─── Listed entries

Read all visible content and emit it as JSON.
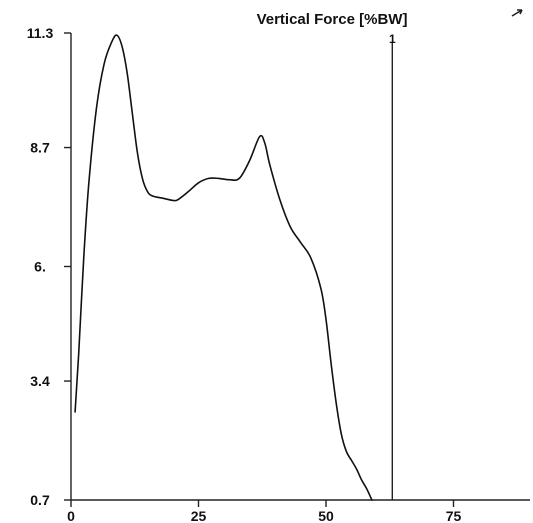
{
  "chart_data": {
    "type": "line",
    "title": "Vertical Force [%BW]",
    "xlabel": "",
    "ylabel": "",
    "xlim": [
      0,
      90
    ],
    "ylim": [
      0.7,
      11.3
    ],
    "x_ticks": [
      0,
      25,
      50,
      75
    ],
    "x_tick_labels": [
      "0",
      "25",
      "50",
      "75"
    ],
    "y_ticks": [
      0.7,
      3.4,
      6.0,
      8.7,
      11.3
    ],
    "y_tick_labels": [
      "0.7",
      "3.4",
      "6.",
      "8.7",
      "11.3"
    ],
    "grid": false,
    "legend": "none",
    "vertical_marker": {
      "x": 63,
      "label": "1"
    },
    "series": [
      {
        "values": [
          [
            0.8,
            2.7
          ],
          [
            1.5,
            4.0
          ],
          [
            2.5,
            6.2
          ],
          [
            3.5,
            7.9
          ],
          [
            5,
            9.6
          ],
          [
            6.5,
            10.6
          ],
          [
            8,
            11.1
          ],
          [
            9,
            11.25
          ],
          [
            10,
            11.0
          ],
          [
            11,
            10.4
          ],
          [
            12,
            9.5
          ],
          [
            13,
            8.6
          ],
          [
            14,
            8.0
          ],
          [
            15,
            7.7
          ],
          [
            16,
            7.6
          ],
          [
            18,
            7.55
          ],
          [
            20,
            7.5
          ],
          [
            21,
            7.52
          ],
          [
            23,
            7.7
          ],
          [
            25,
            7.9
          ],
          [
            27,
            8.0
          ],
          [
            29,
            8.0
          ],
          [
            31,
            7.97
          ],
          [
            33,
            8.0
          ],
          [
            35,
            8.4
          ],
          [
            37,
            8.95
          ],
          [
            38,
            8.8
          ],
          [
            39,
            8.3
          ],
          [
            41,
            7.5
          ],
          [
            43,
            6.9
          ],
          [
            45,
            6.55
          ],
          [
            47,
            6.2
          ],
          [
            49,
            5.5
          ],
          [
            50,
            4.8
          ],
          [
            51,
            3.8
          ],
          [
            52,
            2.9
          ],
          [
            53,
            2.2
          ],
          [
            54,
            1.8
          ],
          [
            55,
            1.6
          ],
          [
            56,
            1.4
          ],
          [
            57,
            1.15
          ],
          [
            58,
            0.95
          ],
          [
            59,
            0.7
          ]
        ]
      }
    ]
  }
}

──────

- _Work to complete_:
Quote all the lines above exactly as given. Do not include the pictures.

- _Expected answer_:
Read all visible content and emit it as JSON.
{
  "chart_data": {
    "type": "line",
    "title": "Vertical Force [%BW]",
    "xlabel": "",
    "ylabel": "",
    "xlim": [
      0,
      90
    ],
    "ylim": [
      0.7,
      11.3
    ],
    "x_ticks": [
      0,
      25,
      50,
      75
    ],
    "x_tick_labels": [
      "0",
      "25",
      "50",
      "75"
    ],
    "y_ticks": [
      0.7,
      3.4,
      6.0,
      8.7,
      11.3
    ],
    "y_tick_labels": [
      "0.7",
      "3.4",
      "6.",
      "8.7",
      "11.3"
    ],
    "grid": false,
    "legend": "none",
    "vertical_marker": {
      "x": 63,
      "label": "1"
    },
    "series": [
      {
        "values": [
          [
            0.8,
            2.7
          ],
          [
            1.5,
            4.0
          ],
          [
            2.5,
            6.2
          ],
          [
            3.5,
            7.9
          ],
          [
            5,
            9.6
          ],
          [
            6.5,
            10.6
          ],
          [
            8,
            11.1
          ],
          [
            9,
            11.25
          ],
          [
            10,
            11.0
          ],
          [
            11,
            10.4
          ],
          [
            12,
            9.5
          ],
          [
            13,
            8.6
          ],
          [
            14,
            8.0
          ],
          [
            15,
            7.7
          ],
          [
            16,
            7.6
          ],
          [
            18,
            7.55
          ],
          [
            20,
            7.5
          ],
          [
            21,
            7.52
          ],
          [
            23,
            7.7
          ],
          [
            25,
            7.9
          ],
          [
            27,
            8.0
          ],
          [
            29,
            8.0
          ],
          [
            31,
            7.97
          ],
          [
            33,
            8.0
          ],
          [
            35,
            8.4
          ],
          [
            37,
            8.95
          ],
          [
            38,
            8.8
          ],
          [
            39,
            8.3
          ],
          [
            41,
            7.5
          ],
          [
            43,
            6.9
          ],
          [
            45,
            6.55
          ],
          [
            47,
            6.2
          ],
          [
            49,
            5.5
          ],
          [
            50,
            4.8
          ],
          [
            51,
            3.8
          ],
          [
            52,
            2.9
          ],
          [
            53,
            2.2
          ],
          [
            54,
            1.8
          ],
          [
            55,
            1.6
          ],
          [
            56,
            1.4
          ],
          [
            57,
            1.15
          ],
          [
            58,
            0.95
          ],
          [
            59,
            0.7
          ]
        ]
      }
    ]
  }
}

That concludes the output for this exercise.